-------- Dataset
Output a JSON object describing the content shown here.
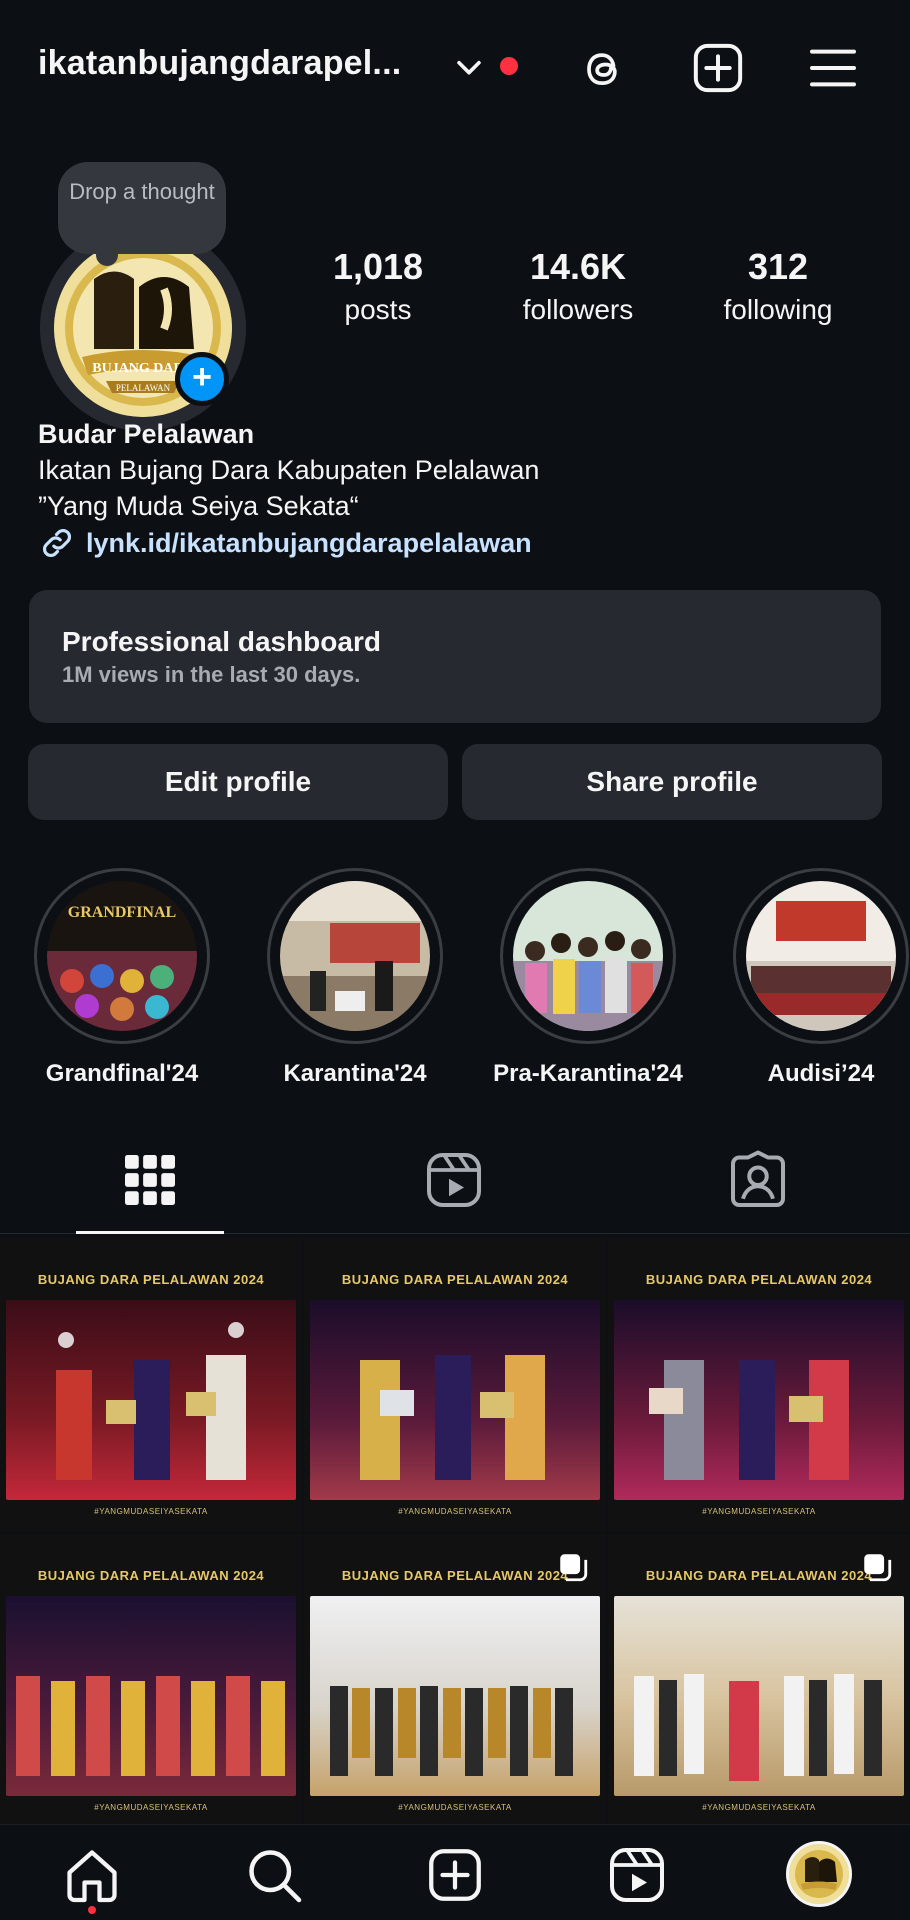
{
  "header": {
    "username": "ikatanbujangdarapel...",
    "dropdown_icon": "chevron-down-icon",
    "notification_dot_color": "#ff3040",
    "icons": [
      "threads-icon",
      "new-post-icon",
      "menu-icon"
    ]
  },
  "profile": {
    "thought_bubble": "Drop a thought",
    "stats": [
      {
        "value": "1,018",
        "label": "posts"
      },
      {
        "value": "14.6K",
        "label": "followers"
      },
      {
        "value": "312",
        "label": "following"
      }
    ],
    "name": "Budar Pelalawan",
    "bio_line1": "Ikatan Bujang Dara Kabupaten Pelalawan",
    "bio_line2": "”Yang Muda Seiya Sekata“",
    "link": "lynk.id/ikatanbujangdarapelalawan",
    "avatar_text": "BUJANG DARA",
    "avatar_subtext": "PELALAWAN"
  },
  "dashboard": {
    "title": "Professional dashboard",
    "subtitle": "1M views in the last 30 days."
  },
  "buttons": {
    "edit": "Edit profile",
    "share": "Share profile"
  },
  "highlights": [
    {
      "label": "Grandfinal'24",
      "cover_title": "GRANDFINAL"
    },
    {
      "label": "Karantina'24"
    },
    {
      "label": "Pra-Karantina'24"
    },
    {
      "label": "Audisi’24"
    }
  ],
  "tabs": [
    "grid-icon",
    "reels-icon",
    "tagged-icon"
  ],
  "posts": {
    "banner": "BUJANG DARA PELALAWAN 2024",
    "tagline": "#YANGMUDASEIYASEKATA"
  },
  "bottom_nav": [
    "home-icon",
    "search-icon",
    "create-icon",
    "reels-icon",
    "profile-avatar"
  ],
  "colors": {
    "background": "#0c1014",
    "surface": "#262a30",
    "accent_blue": "#0095f6",
    "gold": "#e6c86a"
  }
}
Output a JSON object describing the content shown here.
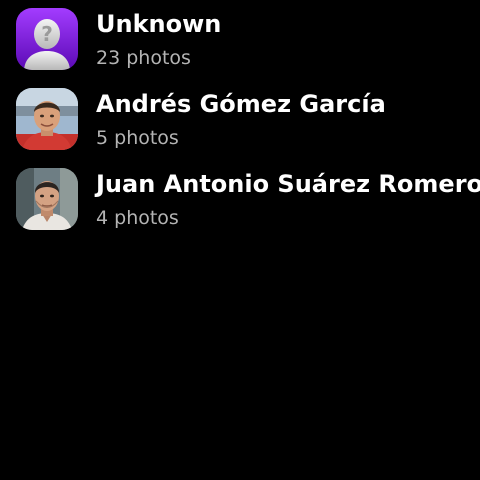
{
  "people": [
    {
      "name": "Unknown",
      "count": "23 photos",
      "avatar": "unknown-person-icon",
      "avatar_color": "#7a1fd6"
    },
    {
      "name": "Andrés Gómez García",
      "count": "5 photos",
      "avatar": "person-photo"
    },
    {
      "name": "Juan Antonio Suárez Romero",
      "count": "4 photos",
      "avatar": "person-photo"
    }
  ]
}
----------------
» **The task**: Reproduce every entry exactly, but omit each picture.

» **Task result**:
Output a JSON object describing the content shown here.
{
  "header": {
    "username": "ikatanbujangdarapel...",
    "dropdown_icon": "chevron-down-icon",
    "notification_dot_color": "#ff3040",
    "icons": [
      "threads-icon",
      "new-post-icon",
      "menu-icon"
    ]
  },
  "profile": {
    "thought_bubble": "Drop a thought",
    "stats": [
      {
        "value": "1,018",
        "label": "posts"
      },
      {
        "value": "14.6K",
        "label": "followers"
      },
      {
        "value": "312",
        "label": "following"
      }
    ],
    "name": "Budar Pelalawan",
    "bio_line1": "Ikatan Bujang Dara Kabupaten Pelalawan",
    "bio_line2": "”Yang Muda Seiya Sekata“",
    "link": "lynk.id/ikatanbujangdarapelalawan",
    "avatar_text": "BUJANG DARA",
    "avatar_subtext": "PELALAWAN"
  },
  "dashboard": {
    "title": "Professional dashboard",
    "subtitle": "1M views in the last 30 days."
  },
  "buttons": {
    "edit": "Edit profile",
    "share": "Share profile"
  },
  "highlights": [
    {
      "label": "Grandfinal'24",
      "cover_title": "GRANDFINAL"
    },
    {
      "label": "Karantina'24"
    },
    {
      "label": "Pra-Karantina'24"
    },
    {
      "label": "Audisi’24"
    }
  ],
  "tabs": [
    "grid-icon",
    "reels-icon",
    "tagged-icon"
  ],
  "posts": {
    "banner": "BUJANG DARA PELALAWAN 2024",
    "tagline": "#YANGMUDASEIYASEKATA"
  },
  "bottom_nav": [
    "home-icon",
    "search-icon",
    "create-icon",
    "reels-icon",
    "profile-avatar"
  ],
  "colors": {
    "background": "#0c1014",
    "surface": "#262a30",
    "accent_blue": "#0095f6",
    "gold": "#e6c86a"
  }
}
Output a JSON object describing the content shown here.
{
  "people": [
    {
      "name": "Unknown",
      "count": "23 photos",
      "avatar": "unknown-person-icon",
      "avatar_color": "#7a1fd6"
    },
    {
      "name": "Andrés Gómez García",
      "count": "5 photos",
      "avatar": "person-photo"
    },
    {
      "name": "Juan Antonio Suárez Romero",
      "count": "4 photos",
      "avatar": "person-photo"
    }
  ]
}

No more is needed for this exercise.